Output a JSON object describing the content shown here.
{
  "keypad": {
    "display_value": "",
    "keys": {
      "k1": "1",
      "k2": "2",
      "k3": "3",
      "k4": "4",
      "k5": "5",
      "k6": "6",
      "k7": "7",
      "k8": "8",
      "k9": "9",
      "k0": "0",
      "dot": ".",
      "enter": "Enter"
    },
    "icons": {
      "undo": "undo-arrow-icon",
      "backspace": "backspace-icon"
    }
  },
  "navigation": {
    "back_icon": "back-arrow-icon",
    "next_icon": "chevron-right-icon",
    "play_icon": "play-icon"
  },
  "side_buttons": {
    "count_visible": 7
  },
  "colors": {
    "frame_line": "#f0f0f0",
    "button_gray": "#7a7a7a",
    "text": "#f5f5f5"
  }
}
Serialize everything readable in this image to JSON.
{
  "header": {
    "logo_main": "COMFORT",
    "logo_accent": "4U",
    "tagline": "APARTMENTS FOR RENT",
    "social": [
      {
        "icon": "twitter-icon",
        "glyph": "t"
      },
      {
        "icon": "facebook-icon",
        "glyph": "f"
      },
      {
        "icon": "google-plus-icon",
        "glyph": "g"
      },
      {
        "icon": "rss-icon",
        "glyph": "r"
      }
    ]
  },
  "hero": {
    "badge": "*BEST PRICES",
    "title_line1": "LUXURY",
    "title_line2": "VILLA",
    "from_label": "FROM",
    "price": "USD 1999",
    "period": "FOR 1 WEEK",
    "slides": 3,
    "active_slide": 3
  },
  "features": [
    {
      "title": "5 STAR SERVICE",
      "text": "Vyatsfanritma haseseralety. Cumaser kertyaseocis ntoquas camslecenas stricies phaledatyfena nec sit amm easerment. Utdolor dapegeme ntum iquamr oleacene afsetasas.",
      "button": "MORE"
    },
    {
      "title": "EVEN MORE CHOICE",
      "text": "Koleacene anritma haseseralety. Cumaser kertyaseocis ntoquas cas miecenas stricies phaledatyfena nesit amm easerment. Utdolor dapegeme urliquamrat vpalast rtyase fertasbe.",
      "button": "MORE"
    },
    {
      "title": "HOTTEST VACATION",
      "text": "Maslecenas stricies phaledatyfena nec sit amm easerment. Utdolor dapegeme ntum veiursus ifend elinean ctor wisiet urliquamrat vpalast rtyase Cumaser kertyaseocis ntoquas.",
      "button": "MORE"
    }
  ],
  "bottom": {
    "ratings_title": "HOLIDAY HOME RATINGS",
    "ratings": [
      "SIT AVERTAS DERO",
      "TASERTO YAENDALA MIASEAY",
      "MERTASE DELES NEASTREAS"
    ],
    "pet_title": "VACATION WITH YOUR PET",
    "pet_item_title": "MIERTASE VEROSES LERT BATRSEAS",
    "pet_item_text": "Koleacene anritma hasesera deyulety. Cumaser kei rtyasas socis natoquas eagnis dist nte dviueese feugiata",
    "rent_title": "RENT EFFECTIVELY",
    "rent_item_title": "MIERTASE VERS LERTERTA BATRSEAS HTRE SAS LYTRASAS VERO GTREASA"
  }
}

**The task**
Give the listing again, word for word.

**Result of this exercise**
Output a JSON object describing the content shown here.
{
  "keypad": {
    "display_value": "",
    "keys": {
      "k1": "1",
      "k2": "2",
      "k3": "3",
      "k4": "4",
      "k5": "5",
      "k6": "6",
      "k7": "7",
      "k8": "8",
      "k9": "9",
      "k0": "0",
      "dot": ".",
      "enter": "Enter"
    },
    "icons": {
      "undo": "undo-arrow-icon",
      "backspace": "backspace-icon"
    }
  },
  "navigation": {
    "back_icon": "back-arrow-icon",
    "next_icon": "chevron-right-icon",
    "play_icon": "play-icon"
  },
  "side_buttons": {
    "count_visible": 7
  },
  "colors": {
    "frame_line": "#f0f0f0",
    "button_gray": "#7a7a7a",
    "text": "#f5f5f5"
  }
}
Serialize everything readable in this image to JSON.
{
  "header": {
    "logo_main": "COMFORT",
    "logo_accent": "4U",
    "tagline": "APARTMENTS FOR RENT",
    "social": [
      {
        "icon": "twitter-icon",
        "glyph": "t"
      },
      {
        "icon": "facebook-icon",
        "glyph": "f"
      },
      {
        "icon": "google-plus-icon",
        "glyph": "g"
      },
      {
        "icon": "rss-icon",
        "glyph": "r"
      }
    ]
  },
  "hero": {
    "badge": "*BEST PRICES",
    "title_line1": "LUXURY",
    "title_line2": "VILLA",
    "from_label": "FROM",
    "price": "USD 1999",
    "period": "FOR 1 WEEK",
    "slides": 3,
    "active_slide": 3
  },
  "features": [
    {
      "title": "5 STAR SERVICE",
      "text": "Vyatsfanritma haseseralety. Cumaser kertyaseocis ntoquas camslecenas stricies phaledatyfena nec sit amm easerment. Utdolor dapegeme ntum iquamr oleacene afsetasas.",
      "button": "MORE"
    },
    {
      "title": "EVEN MORE CHOICE",
      "text": "Koleacene anritma haseseralety. Cumaser kertyaseocis ntoquas cas miecenas stricies phaledatyfena nesit amm easerment. Utdolor dapegeme urliquamrat vpalast rtyase fertasbe.",
      "button": "MORE"
    },
    {
      "title": "HOTTEST VACATION",
      "text": "Maslecenas stricies phaledatyfena nec sit amm easerment. Utdolor dapegeme ntum veiursus ifend elinean ctor wisiet urliquamrat vpalast rtyase Cumaser kertyaseocis ntoquas.",
      "button": "MORE"
    }
  ],
  "bottom": {
    "ratings_title": "HOLIDAY HOME RATINGS",
    "ratings": [
      "SIT AVERTAS DERO",
      "TASERTO YAENDALA MIASEAY",
      "MERTASE DELES NEASTREAS"
    ],
    "pet_title": "VACATION WITH YOUR PET",
    "pet_item_title": "MIERTASE VEROSES LERT BATRSEAS",
    "pet_item_text": "Koleacene anritma hasesera deyulety. Cumaser kei rtyasas socis natoquas eagnis dist nte dviueese feugiata",
    "rent_title": "RENT EFFECTIVELY",
    "rent_item_title": "MIERTASE VERS LERTERTA BATRSEAS HTRE SAS LYTRASAS VERO GTREASA"
  }
}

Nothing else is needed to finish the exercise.